--- WRITTEN EXERCISE ---
Bring together all lines of the material below that contain the string "with".

--- MATERIAL SHOWN ---
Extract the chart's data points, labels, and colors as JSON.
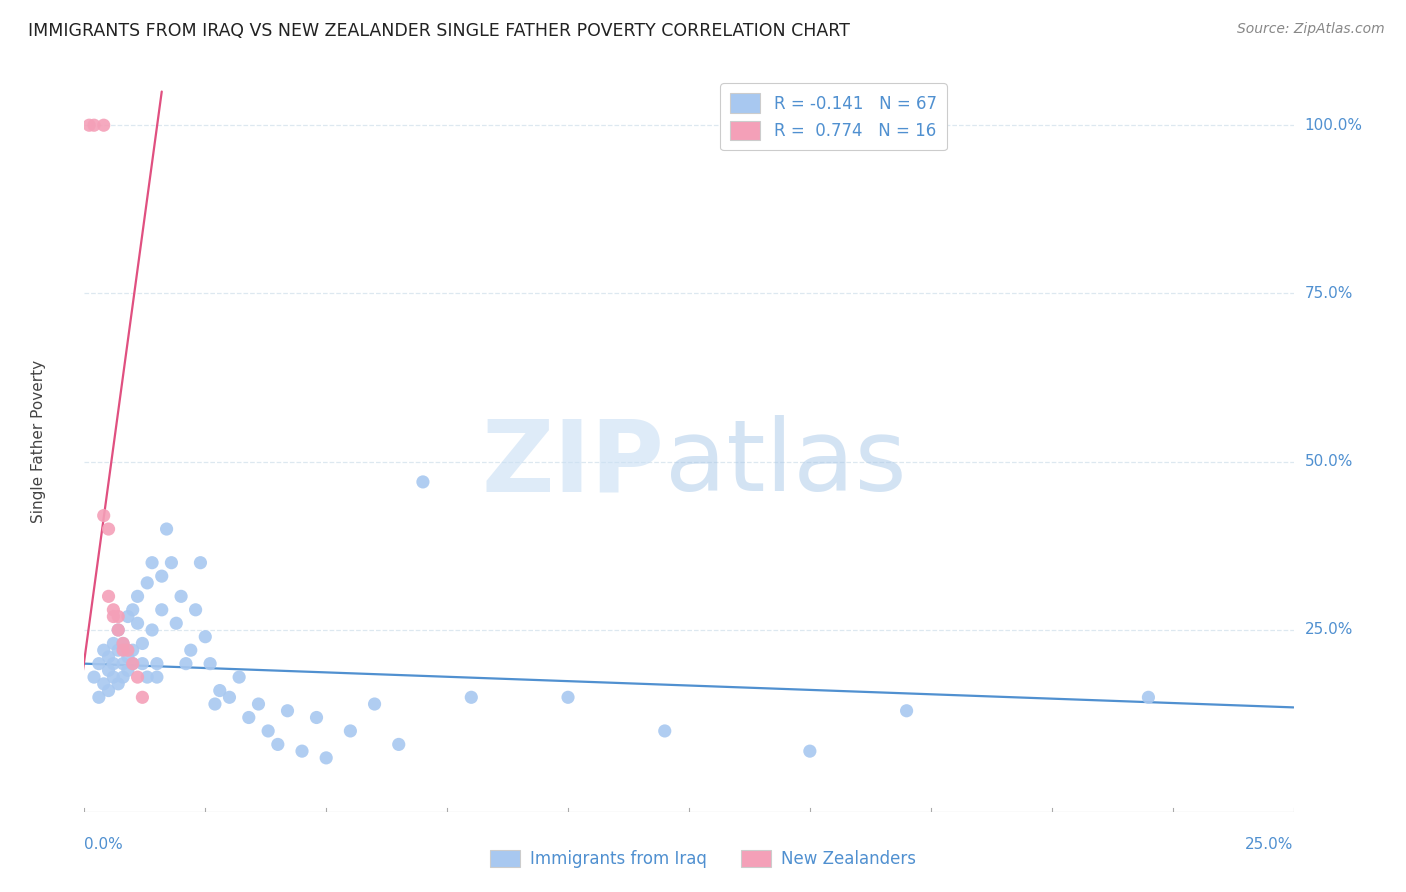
{
  "title": "IMMIGRANTS FROM IRAQ VS NEW ZEALANDER SINGLE FATHER POVERTY CORRELATION CHART",
  "source": "Source: ZipAtlas.com",
  "ylabel": "Single Father Poverty",
  "xlim": [
    0.0,
    0.25
  ],
  "ylim": [
    -0.02,
    1.08
  ],
  "ytick_values": [
    0.25,
    0.5,
    0.75,
    1.0
  ],
  "ytick_labels": [
    "25.0%",
    "50.0%",
    "75.0%",
    "100.0%"
  ],
  "legend_bottom": [
    "Immigrants from Iraq",
    "New Zealanders"
  ],
  "legend_bottom_colors": [
    "#a8c8f0",
    "#f4a0b8"
  ],
  "iraq_scatter_x": [
    0.002,
    0.003,
    0.003,
    0.004,
    0.004,
    0.005,
    0.005,
    0.005,
    0.006,
    0.006,
    0.006,
    0.007,
    0.007,
    0.007,
    0.008,
    0.008,
    0.008,
    0.009,
    0.009,
    0.009,
    0.01,
    0.01,
    0.01,
    0.011,
    0.011,
    0.012,
    0.012,
    0.013,
    0.013,
    0.014,
    0.014,
    0.015,
    0.015,
    0.016,
    0.016,
    0.017,
    0.018,
    0.019,
    0.02,
    0.021,
    0.022,
    0.023,
    0.024,
    0.025,
    0.026,
    0.027,
    0.028,
    0.03,
    0.032,
    0.034,
    0.036,
    0.038,
    0.04,
    0.042,
    0.045,
    0.048,
    0.05,
    0.055,
    0.06,
    0.065,
    0.07,
    0.08,
    0.1,
    0.12,
    0.15,
    0.17,
    0.22
  ],
  "iraq_scatter_y": [
    0.18,
    0.2,
    0.15,
    0.22,
    0.17,
    0.19,
    0.16,
    0.21,
    0.23,
    0.18,
    0.2,
    0.25,
    0.17,
    0.22,
    0.2,
    0.18,
    0.23,
    0.27,
    0.19,
    0.21,
    0.2,
    0.28,
    0.22,
    0.26,
    0.3,
    0.23,
    0.2,
    0.32,
    0.18,
    0.35,
    0.25,
    0.2,
    0.18,
    0.33,
    0.28,
    0.4,
    0.35,
    0.26,
    0.3,
    0.2,
    0.22,
    0.28,
    0.35,
    0.24,
    0.2,
    0.14,
    0.16,
    0.15,
    0.18,
    0.12,
    0.14,
    0.1,
    0.08,
    0.13,
    0.07,
    0.12,
    0.06,
    0.1,
    0.14,
    0.08,
    0.47,
    0.15,
    0.15,
    0.1,
    0.07,
    0.13,
    0.15
  ],
  "nz_scatter_x": [
    0.001,
    0.002,
    0.004,
    0.004,
    0.005,
    0.005,
    0.006,
    0.006,
    0.007,
    0.007,
    0.008,
    0.008,
    0.009,
    0.01,
    0.011,
    0.012
  ],
  "nz_scatter_y": [
    1.0,
    1.0,
    1.0,
    0.42,
    0.4,
    0.3,
    0.28,
    0.27,
    0.27,
    0.25,
    0.23,
    0.22,
    0.22,
    0.2,
    0.18,
    0.15
  ],
  "iraq_line_x": [
    0.0,
    0.25
  ],
  "iraq_line_y": [
    0.2,
    0.135
  ],
  "nz_line_x": [
    -0.002,
    0.016
  ],
  "nz_line_y": [
    0.1,
    1.05
  ],
  "iraq_color": "#a8c8f0",
  "nz_color": "#f4a0b8",
  "iraq_line_color": "#5090d0",
  "nz_line_color": "#e05080",
  "title_color": "#222222",
  "source_color": "#888888",
  "right_label_color": "#5090d0",
  "background_color": "#ffffff",
  "grid_color": "#dde8f0"
}
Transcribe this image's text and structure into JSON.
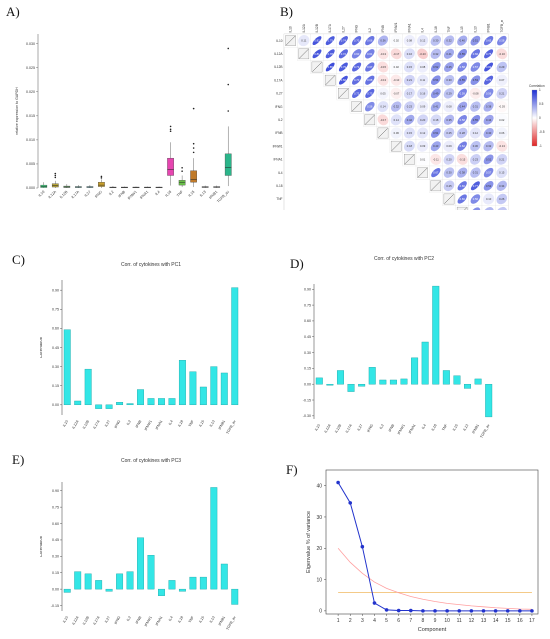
{
  "panel_labels": {
    "a": "A)",
    "b": "B)",
    "c": "C)",
    "d": "D)",
    "e": "E)",
    "f": "F)"
  },
  "colors": {
    "bar": "#33e6e6",
    "bar_stroke": "#1aa6a6",
    "pos": "#1d2fd4",
    "neg": "#e02424",
    "scree": "#2233cc",
    "curve1": "#ff9f9f",
    "curve2": "#f0b860"
  },
  "cytokines": [
    "IL10",
    "IL12A",
    "IL12B",
    "IL17A",
    "IL27",
    "IFNG",
    "IL2",
    "IFNB",
    "IFNW1",
    "IFNA1",
    "IL4",
    "IL18",
    "TNF",
    "IL15",
    "IL13",
    "IFNB1",
    "TGFB_av"
  ],
  "chart_data": [
    {
      "id": "A",
      "type": "box",
      "ylabel": "relative expression to GAPDH",
      "yticks": [
        "0.000",
        "0.005",
        "0.010",
        "0.015",
        "0.020",
        "0.025",
        "0.030"
      ],
      "ylim": [
        0,
        0.032
      ],
      "categories": [
        "IL10",
        "IL12A",
        "IL12B",
        "IL17A",
        "IL27",
        "IFNG",
        "IL2",
        "IFNB",
        "IFNW1",
        "IFNA1",
        "IL4",
        "IL18",
        "TNF",
        "IL15",
        "IL13",
        "IFNB1",
        "TGFB_av"
      ],
      "colors": [
        "#3ad27e",
        "#b8a53a",
        "#6aa86a",
        "#3ab0a0",
        "#38a8b8",
        "#c9a02b",
        "#888888",
        "#777777",
        "#888888",
        "#888888",
        "#888888",
        "#e645b0",
        "#6ac04a",
        "#c07a2a",
        "#aaaaaa",
        "#aaaaaa",
        "#2bb58a"
      ],
      "boxes": [
        {
          "q1": 0.0001,
          "med": 0.0003,
          "q3": 0.0006,
          "lo": 0,
          "hi": 0.0012,
          "out": []
        },
        {
          "q1": 0.0002,
          "med": 0.0005,
          "q3": 0.0009,
          "lo": 0,
          "hi": 0.0015,
          "out": [
            0.0022,
            0.0026,
            0.003
          ]
        },
        {
          "q1": 0.0001,
          "med": 0.0002,
          "q3": 0.0004,
          "lo": 0,
          "hi": 0.0008,
          "out": []
        },
        {
          "q1": 0.0001,
          "med": 0.0002,
          "q3": 0.0003,
          "lo": 0,
          "hi": 0.0006,
          "out": []
        },
        {
          "q1": 0.0001,
          "med": 0.0002,
          "q3": 0.0003,
          "lo": 0,
          "hi": 0.0006,
          "out": []
        },
        {
          "q1": 0.0003,
          "med": 0.0006,
          "q3": 0.0012,
          "lo": 0,
          "hi": 0.0018,
          "out": [
            0.0021,
            0.0024
          ]
        },
        {
          "q1": 5e-05,
          "med": 0.0001,
          "q3": 0.0002,
          "lo": 0,
          "hi": 0.0004,
          "out": []
        },
        {
          "q1": 5e-05,
          "med": 0.0001,
          "q3": 0.0002,
          "lo": 0,
          "hi": 0.0003,
          "out": []
        },
        {
          "q1": 5e-05,
          "med": 0.0001,
          "q3": 0.0002,
          "lo": 0,
          "hi": 0.0003,
          "out": []
        },
        {
          "q1": 5e-05,
          "med": 0.0001,
          "q3": 0.0002,
          "lo": 0,
          "hi": 0.0003,
          "out": []
        },
        {
          "q1": 5e-05,
          "med": 0.0001,
          "q3": 0.0002,
          "lo": 0,
          "hi": 0.0003,
          "out": []
        },
        {
          "q1": 0.0026,
          "med": 0.0038,
          "q3": 0.0062,
          "lo": 0.0005,
          "hi": 0.0095,
          "out": [
            0.0118,
            0.0122,
            0.0128
          ]
        },
        {
          "q1": 0.0006,
          "med": 0.0012,
          "q3": 0.0016,
          "lo": 0.0002,
          "hi": 0.0026,
          "out": [
            0.0035,
            0.0042
          ]
        },
        {
          "q1": 0.0012,
          "med": 0.0018,
          "q3": 0.0036,
          "lo": 0.0002,
          "hi": 0.0062,
          "out": [
            0.0074,
            0.0083,
            0.0092,
            0.0165
          ]
        },
        {
          "q1": 0.0001,
          "med": 0.0002,
          "q3": 0.0003,
          "lo": 0,
          "hi": 0.0005,
          "out": []
        },
        {
          "q1": 0.0001,
          "med": 0.0002,
          "q3": 0.0003,
          "lo": 0,
          "hi": 0.0005,
          "out": []
        },
        {
          "q1": 0.0026,
          "med": 0.0043,
          "q3": 0.0071,
          "lo": 0.0004,
          "hi": 0.0128,
          "out": [
            0.016,
            0.0215,
            0.029
          ]
        }
      ]
    },
    {
      "id": "B",
      "type": "heatmap",
      "legend_title": "Correlation",
      "legend_ticks": [
        "1",
        "0.5",
        "0",
        "-0.5",
        "-1"
      ],
      "labels": [
        "IL10",
        "IL12A",
        "IL12B",
        "IL17A",
        "IL27",
        "IFNG",
        "IL2",
        "IFNB",
        "IFNW1",
        "IFNA1",
        "IL4",
        "IL18",
        "TNF",
        "IL15",
        "IL13",
        "IFNB1",
        "TGFB_av"
      ],
      "matrix": [
        [
          1,
          0.11,
          0.82,
          0.79,
          0.74,
          0.7,
          0.66,
          0.36,
          0.02,
          0.08,
          0.12,
          0.3,
          0.32,
          0.4,
          0.51,
          0.65,
          0.58
        ],
        [
          0.11,
          1,
          0.81,
          0.78,
          0.72,
          0.6,
          0.61,
          -0.13,
          -0.17,
          0.16,
          -0.23,
          0.32,
          0.41,
          0.55,
          0.66,
          0.75,
          -0.16
        ],
        [
          0.82,
          0.81,
          1,
          0.85,
          0.79,
          0.73,
          0.67,
          -0.15,
          0.02,
          0.15,
          0.08,
          0.52,
          0.45,
          0.58,
          0.57,
          0.82,
          0.29
        ],
        [
          0.79,
          0.78,
          0.85,
          1,
          0.82,
          0.7,
          0.68,
          -0.13,
          -0.1,
          0.21,
          0.11,
          0.54,
          0.3,
          0.55,
          0.53,
          0.74,
          0.07
        ],
        [
          0.74,
          0.72,
          0.79,
          0.82,
          1,
          0.72,
          0.73,
          0.05,
          -0.07,
          0.17,
          0.16,
          0.49,
          0.29,
          0.59,
          -0.08,
          0.56,
          0.21
        ],
        [
          0.7,
          0.6,
          0.73,
          0.7,
          0.72,
          1,
          0.56,
          0.14,
          0.32,
          0.23,
          0.09,
          0.41,
          0.08,
          0.44,
          0.31,
          0.38,
          -0.03
        ],
        [
          0.66,
          0.61,
          0.67,
          0.68,
          0.73,
          0.56,
          1,
          -0.17,
          0.14,
          0.42,
          0.2,
          0.18,
          0.35,
          0.58,
          0.55,
          0.44,
          0.02
        ],
        [
          0.36,
          -0.13,
          -0.15,
          -0.13,
          0.05,
          0.14,
          -0.17,
          1,
          0.06,
          0.15,
          0.12,
          0.51,
          0.25,
          0.28,
          0.12,
          0.4,
          0.06
        ],
        [
          0.02,
          -0.17,
          0.02,
          -0.1,
          -0.07,
          0.32,
          0.14,
          0.06,
          1,
          0.18,
          0.09,
          0.43,
          0.09,
          0.62,
          0.3,
          0.32,
          -0.13
        ],
        [
          0.08,
          0.16,
          0.15,
          0.21,
          0.17,
          0.23,
          0.42,
          0.15,
          0.18,
          1,
          0.01,
          -0.11,
          0.2,
          -0.15,
          0.23,
          0.51,
          0.21
        ],
        [
          0.12,
          -0.23,
          0.08,
          0.11,
          0.16,
          0.09,
          0.2,
          0.12,
          0.09,
          0.01,
          1,
          0.67,
          0.3,
          0.38,
          0.31,
          0.57,
          0.15
        ],
        [
          0.3,
          0.32,
          0.52,
          0.54,
          0.49,
          0.41,
          0.18,
          0.51,
          0.43,
          -0.11,
          0.67,
          1,
          0.25,
          0.66,
          0.77,
          0.52,
          0.34
        ],
        [
          0.32,
          0.41,
          0.45,
          0.3,
          0.29,
          0.08,
          0.35,
          0.25,
          0.09,
          0.2,
          0.3,
          0.25,
          1,
          0.66,
          0.56,
          0.1,
          0.26
        ],
        [
          0.4,
          0.55,
          0.58,
          0.55,
          0.59,
          0.44,
          0.58,
          0.28,
          0.62,
          -0.15,
          0.38,
          0.66,
          0.66,
          1,
          0.54,
          0.34,
          0.27
        ],
        [
          0.51,
          0.66,
          0.57,
          0.53,
          -0.08,
          0.31,
          0.55,
          0.12,
          0.3,
          0.23,
          0.31,
          0.77,
          0.56,
          0.54,
          1,
          0.7,
          0.09
        ],
        [
          0.65,
          0.75,
          0.82,
          0.74,
          0.56,
          0.38,
          0.44,
          0.4,
          0.32,
          0.51,
          0.57,
          0.52,
          0.1,
          0.34,
          0.7,
          1,
          0.18
        ],
        [
          0.58,
          -0.16,
          0.29,
          0.07,
          0.21,
          -0.03,
          0.02,
          0.06,
          -0.13,
          0.21,
          0.15,
          0.34,
          0.26,
          0.27,
          0.09,
          0.18,
          1
        ]
      ]
    },
    {
      "id": "C",
      "type": "bar",
      "title": "Corr. of cytokines with PC1",
      "ylabel": "Correlation",
      "ylim": [
        -0.08,
        0.98
      ],
      "yticks": [
        0,
        0.15,
        0.3,
        0.45,
        0.6,
        0.75,
        0.9
      ],
      "ytick_labels": [
        "0.00",
        "0.15",
        "0.30",
        "0.45",
        "0.60",
        "0.75",
        "0.90"
      ],
      "categories": [
        "IL10",
        "IL12A",
        "IL12B",
        "IL17A",
        "IL27",
        "IFNG",
        "IL2",
        "IFNB",
        "IFNW1",
        "IFNA1",
        "IL4",
        "IL18",
        "TNF",
        "IL15",
        "IL13",
        "IFNB1",
        "TGFB_av"
      ],
      "values": [
        0.59,
        0.03,
        0.28,
        -0.03,
        -0.03,
        0.02,
        0.01,
        0.12,
        0.05,
        0.05,
        0.05,
        0.35,
        0.26,
        0.14,
        0.3,
        0.25,
        0.92
      ]
    },
    {
      "id": "D",
      "type": "bar",
      "title": "Corr. of cytokines with PC2",
      "ylabel": "Correlation",
      "ylim": [
        -0.33,
        0.95
      ],
      "yticks": [
        -0.3,
        -0.15,
        0,
        0.15,
        0.3,
        0.45,
        0.6,
        0.75,
        0.9
      ],
      "ytick_labels": [
        "-0.30",
        "-0.15",
        "0.00",
        "0.15",
        "0.30",
        "0.45",
        "0.60",
        "0.75",
        "0.90"
      ],
      "categories": [
        "IL10",
        "IL12A",
        "IL12B",
        "IL17A",
        "IL27",
        "IFNG",
        "IL2",
        "IFNB",
        "IFNW1",
        "IFNA1",
        "IL4",
        "IL18",
        "TNF",
        "IL15",
        "IL13",
        "IFNB1",
        "TGFB_av"
      ],
      "values": [
        0.06,
        -0.01,
        0.13,
        -0.07,
        -0.02,
        0.16,
        0.04,
        0.04,
        0.05,
        0.25,
        0.4,
        0.93,
        0.13,
        0.08,
        -0.04,
        0.05,
        -0.31
      ]
    },
    {
      "id": "E",
      "type": "bar",
      "title": "Corr. of cytokines with PC3",
      "ylabel": "Correlation",
      "ylim": [
        -0.2,
        0.98
      ],
      "yticks": [
        -0.15,
        0,
        0.15,
        0.3,
        0.45,
        0.6,
        0.75,
        0.9
      ],
      "ytick_labels": [
        "-0.15",
        "0.00",
        "0.15",
        "0.30",
        "0.45",
        "0.60",
        "0.75",
        "0.90"
      ],
      "categories": [
        "IL10",
        "IL12A",
        "IL12B",
        "IL17A",
        "IL27",
        "IFNG",
        "IL2",
        "IFNB",
        "IFNW1",
        "IFNA1",
        "IL4",
        "IL18",
        "TNF",
        "IL15",
        "IL13",
        "IFNB1",
        "TGFB_av"
      ],
      "values": [
        -0.03,
        0.16,
        0.14,
        0.08,
        -0.02,
        0.14,
        0.16,
        0.47,
        0.31,
        -0.06,
        0.08,
        -0.02,
        0.11,
        0.11,
        0.93,
        0.23,
        -0.14
      ]
    },
    {
      "id": "F",
      "type": "line",
      "xlabel": "Component",
      "ylabel": "Eigenvalue % of variance",
      "xlim": [
        0,
        17.5
      ],
      "ylim": [
        -1,
        45
      ],
      "xticks": [
        1,
        2,
        3,
        4,
        5,
        6,
        7,
        8,
        9,
        10,
        11,
        12,
        13,
        14,
        15,
        16,
        17
      ],
      "yticks": [
        0,
        10,
        20,
        30,
        40
      ],
      "x": [
        1,
        2,
        3,
        4,
        5,
        6,
        7,
        8,
        9,
        10,
        11,
        12,
        13,
        14,
        15,
        16,
        17
      ],
      "series": [
        {
          "values": [
            41,
            34.5,
            20.5,
            2.5,
            0.3,
            0.1,
            0.1,
            0,
            0,
            0,
            0,
            0,
            0,
            0,
            0,
            0,
            0
          ]
        },
        {
          "values": [
            20,
            15.5,
            12,
            9.2,
            7.2,
            5.8,
            4.6,
            3.7,
            3.0,
            2.4,
            2.0,
            1.6,
            1.3,
            1.0,
            0.8,
            0.6,
            0.5
          ]
        },
        {
          "values": [
            5.9,
            5.9,
            5.9,
            5.9,
            5.9,
            5.9,
            5.9,
            5.9,
            5.9,
            5.9,
            5.9,
            5.9,
            5.9,
            5.9,
            5.9,
            5.9,
            5.9
          ]
        }
      ]
    }
  ]
}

--- FINAL ANSWER ---
      "title": "Corr. of cytokines with PC1",
      "title": "Corr. of cytokines with PC2",
      "title": "Corr. of cytokines with PC3",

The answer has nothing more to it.